Description of the task: Gather up every line that includes the string "this".

Dataset extract:
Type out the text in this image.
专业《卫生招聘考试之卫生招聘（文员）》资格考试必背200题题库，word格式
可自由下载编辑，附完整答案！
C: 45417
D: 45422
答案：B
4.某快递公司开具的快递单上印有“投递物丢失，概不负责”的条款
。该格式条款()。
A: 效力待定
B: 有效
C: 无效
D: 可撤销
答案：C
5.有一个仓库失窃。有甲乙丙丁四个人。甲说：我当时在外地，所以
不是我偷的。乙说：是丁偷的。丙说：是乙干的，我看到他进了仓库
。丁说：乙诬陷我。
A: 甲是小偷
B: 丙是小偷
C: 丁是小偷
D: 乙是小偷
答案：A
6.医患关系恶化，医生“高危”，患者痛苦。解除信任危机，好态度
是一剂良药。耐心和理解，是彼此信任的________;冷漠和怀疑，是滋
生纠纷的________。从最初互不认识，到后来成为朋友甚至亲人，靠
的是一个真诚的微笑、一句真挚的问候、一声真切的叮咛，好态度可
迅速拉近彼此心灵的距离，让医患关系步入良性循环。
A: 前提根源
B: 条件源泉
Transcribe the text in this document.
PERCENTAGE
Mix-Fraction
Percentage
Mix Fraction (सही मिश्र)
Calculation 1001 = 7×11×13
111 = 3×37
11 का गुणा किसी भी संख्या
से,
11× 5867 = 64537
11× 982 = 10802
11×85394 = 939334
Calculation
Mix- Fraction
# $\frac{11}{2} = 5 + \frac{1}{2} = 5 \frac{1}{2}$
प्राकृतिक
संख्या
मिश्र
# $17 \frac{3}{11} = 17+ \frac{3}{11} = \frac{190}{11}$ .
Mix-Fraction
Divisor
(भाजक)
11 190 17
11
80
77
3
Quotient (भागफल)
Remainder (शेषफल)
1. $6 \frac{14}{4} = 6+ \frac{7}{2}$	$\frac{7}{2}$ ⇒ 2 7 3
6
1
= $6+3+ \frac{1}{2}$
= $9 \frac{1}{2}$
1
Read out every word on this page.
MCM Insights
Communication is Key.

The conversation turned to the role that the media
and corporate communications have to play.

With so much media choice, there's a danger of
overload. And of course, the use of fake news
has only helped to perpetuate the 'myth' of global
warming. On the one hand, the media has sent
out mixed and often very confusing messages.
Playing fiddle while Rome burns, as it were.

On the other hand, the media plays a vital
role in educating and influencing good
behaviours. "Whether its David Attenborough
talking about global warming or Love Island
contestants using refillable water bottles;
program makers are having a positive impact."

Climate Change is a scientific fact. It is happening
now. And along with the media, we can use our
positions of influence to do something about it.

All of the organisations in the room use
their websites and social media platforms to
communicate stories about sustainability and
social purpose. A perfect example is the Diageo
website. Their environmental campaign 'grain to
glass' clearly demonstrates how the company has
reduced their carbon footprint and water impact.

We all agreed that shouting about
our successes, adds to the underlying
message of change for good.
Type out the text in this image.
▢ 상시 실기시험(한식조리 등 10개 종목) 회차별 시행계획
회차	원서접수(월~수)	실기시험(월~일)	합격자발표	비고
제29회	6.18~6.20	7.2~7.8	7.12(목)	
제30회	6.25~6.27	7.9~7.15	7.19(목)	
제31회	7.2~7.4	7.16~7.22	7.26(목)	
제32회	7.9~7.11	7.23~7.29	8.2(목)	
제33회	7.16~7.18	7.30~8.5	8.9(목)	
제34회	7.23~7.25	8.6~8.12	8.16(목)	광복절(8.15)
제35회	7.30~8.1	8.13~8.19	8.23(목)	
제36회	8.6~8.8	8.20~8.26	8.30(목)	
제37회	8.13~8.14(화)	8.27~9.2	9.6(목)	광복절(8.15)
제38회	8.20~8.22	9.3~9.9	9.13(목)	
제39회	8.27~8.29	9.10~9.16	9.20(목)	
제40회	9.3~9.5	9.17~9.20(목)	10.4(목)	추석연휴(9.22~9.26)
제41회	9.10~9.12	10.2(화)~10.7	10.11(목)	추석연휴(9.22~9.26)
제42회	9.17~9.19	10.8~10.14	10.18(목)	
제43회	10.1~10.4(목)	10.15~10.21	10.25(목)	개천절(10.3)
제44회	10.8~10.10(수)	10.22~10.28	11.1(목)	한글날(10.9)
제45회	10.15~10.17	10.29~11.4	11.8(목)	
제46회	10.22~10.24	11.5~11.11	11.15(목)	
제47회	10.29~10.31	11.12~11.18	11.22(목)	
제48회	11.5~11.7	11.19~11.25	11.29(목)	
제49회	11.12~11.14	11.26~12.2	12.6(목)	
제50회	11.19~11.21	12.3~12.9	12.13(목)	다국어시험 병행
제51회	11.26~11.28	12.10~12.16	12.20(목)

Right answer:
Type out the text in this image.
Transcribe the text in this document.
Read out every word on this page.
Type out the text in this image.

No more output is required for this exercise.